WORK TO COMPLETE -> Please copy the records word for word, starting at their first line and ending with the line that contains "reminder-type: Assignment [21, 148, 110, 167]".

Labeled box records
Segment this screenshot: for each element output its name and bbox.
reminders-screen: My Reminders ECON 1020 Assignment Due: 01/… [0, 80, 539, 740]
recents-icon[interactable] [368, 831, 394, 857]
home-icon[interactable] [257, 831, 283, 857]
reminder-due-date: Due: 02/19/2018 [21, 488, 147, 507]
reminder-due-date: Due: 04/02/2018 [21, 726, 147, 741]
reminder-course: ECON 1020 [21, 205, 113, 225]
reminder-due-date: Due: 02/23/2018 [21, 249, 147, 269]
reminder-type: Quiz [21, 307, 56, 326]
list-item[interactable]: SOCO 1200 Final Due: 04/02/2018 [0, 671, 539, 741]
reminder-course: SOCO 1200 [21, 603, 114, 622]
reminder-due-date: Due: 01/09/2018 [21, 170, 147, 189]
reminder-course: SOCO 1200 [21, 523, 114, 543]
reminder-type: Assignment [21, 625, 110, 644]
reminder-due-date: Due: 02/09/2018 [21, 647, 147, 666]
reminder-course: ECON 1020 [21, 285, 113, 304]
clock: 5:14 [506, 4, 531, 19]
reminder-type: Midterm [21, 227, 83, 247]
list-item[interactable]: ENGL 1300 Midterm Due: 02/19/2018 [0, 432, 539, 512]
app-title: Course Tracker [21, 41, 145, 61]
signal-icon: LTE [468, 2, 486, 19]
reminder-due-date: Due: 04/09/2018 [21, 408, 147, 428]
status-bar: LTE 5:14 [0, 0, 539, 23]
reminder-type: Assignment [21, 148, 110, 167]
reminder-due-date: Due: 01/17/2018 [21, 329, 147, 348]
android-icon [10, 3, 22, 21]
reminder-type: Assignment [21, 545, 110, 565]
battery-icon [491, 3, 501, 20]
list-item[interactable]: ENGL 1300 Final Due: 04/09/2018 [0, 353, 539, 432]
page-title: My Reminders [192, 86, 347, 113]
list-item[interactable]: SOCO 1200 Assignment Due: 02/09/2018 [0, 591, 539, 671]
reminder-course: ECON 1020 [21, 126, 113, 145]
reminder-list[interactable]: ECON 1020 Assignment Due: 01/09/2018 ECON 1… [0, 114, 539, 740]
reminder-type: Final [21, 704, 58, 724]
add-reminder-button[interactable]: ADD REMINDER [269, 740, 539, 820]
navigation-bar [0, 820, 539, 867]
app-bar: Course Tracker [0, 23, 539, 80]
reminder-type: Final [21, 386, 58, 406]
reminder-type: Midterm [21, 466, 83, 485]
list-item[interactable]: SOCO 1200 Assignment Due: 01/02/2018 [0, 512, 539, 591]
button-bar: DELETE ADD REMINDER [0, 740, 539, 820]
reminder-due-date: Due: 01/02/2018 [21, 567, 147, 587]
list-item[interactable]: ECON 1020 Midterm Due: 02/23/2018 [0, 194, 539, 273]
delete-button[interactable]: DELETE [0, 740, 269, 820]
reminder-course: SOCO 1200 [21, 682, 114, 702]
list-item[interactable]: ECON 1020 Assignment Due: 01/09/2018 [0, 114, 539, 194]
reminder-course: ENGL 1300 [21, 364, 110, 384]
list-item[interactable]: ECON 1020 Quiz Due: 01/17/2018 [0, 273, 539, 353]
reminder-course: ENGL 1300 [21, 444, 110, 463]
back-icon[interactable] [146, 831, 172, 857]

FULL OUTPUT ->
Segment this screenshot: for each element output its name and bbox.
reminders-screen: My Reminders ECON 1020 Assignment Due: 01/… [0, 80, 539, 740]
recents-icon[interactable] [368, 831, 394, 857]
home-icon[interactable] [257, 831, 283, 857]
reminder-due-date: Due: 02/19/2018 [21, 488, 147, 507]
reminder-due-date: Due: 04/02/2018 [21, 726, 147, 741]
reminder-course: ECON 1020 [21, 205, 113, 225]
reminder-due-date: Due: 02/23/2018 [21, 249, 147, 269]
reminder-type: Quiz [21, 307, 56, 326]
list-item[interactable]: SOCO 1200 Final Due: 04/02/2018 [0, 671, 539, 741]
reminder-course: SOCO 1200 [21, 603, 114, 622]
reminder-due-date: Due: 01/09/2018 [21, 170, 147, 189]
reminder-course: SOCO 1200 [21, 523, 114, 543]
reminder-type: Assignment [21, 625, 110, 644]
reminder-due-date: Due: 02/09/2018 [21, 647, 147, 666]
reminder-course: ECON 1020 [21, 285, 113, 304]
clock: 5:14 [506, 4, 531, 19]
reminder-type: Midterm [21, 227, 83, 247]
list-item[interactable]: ENGL 1300 Midterm Due: 02/19/2018 [0, 432, 539, 512]
app-title: Course Tracker [21, 41, 145, 61]
signal-icon: LTE [468, 2, 486, 19]
reminder-due-date: Due: 04/09/2018 [21, 408, 147, 428]
status-bar: LTE 5:14 [0, 0, 539, 23]
reminder-type: Assignment [21, 148, 110, 167]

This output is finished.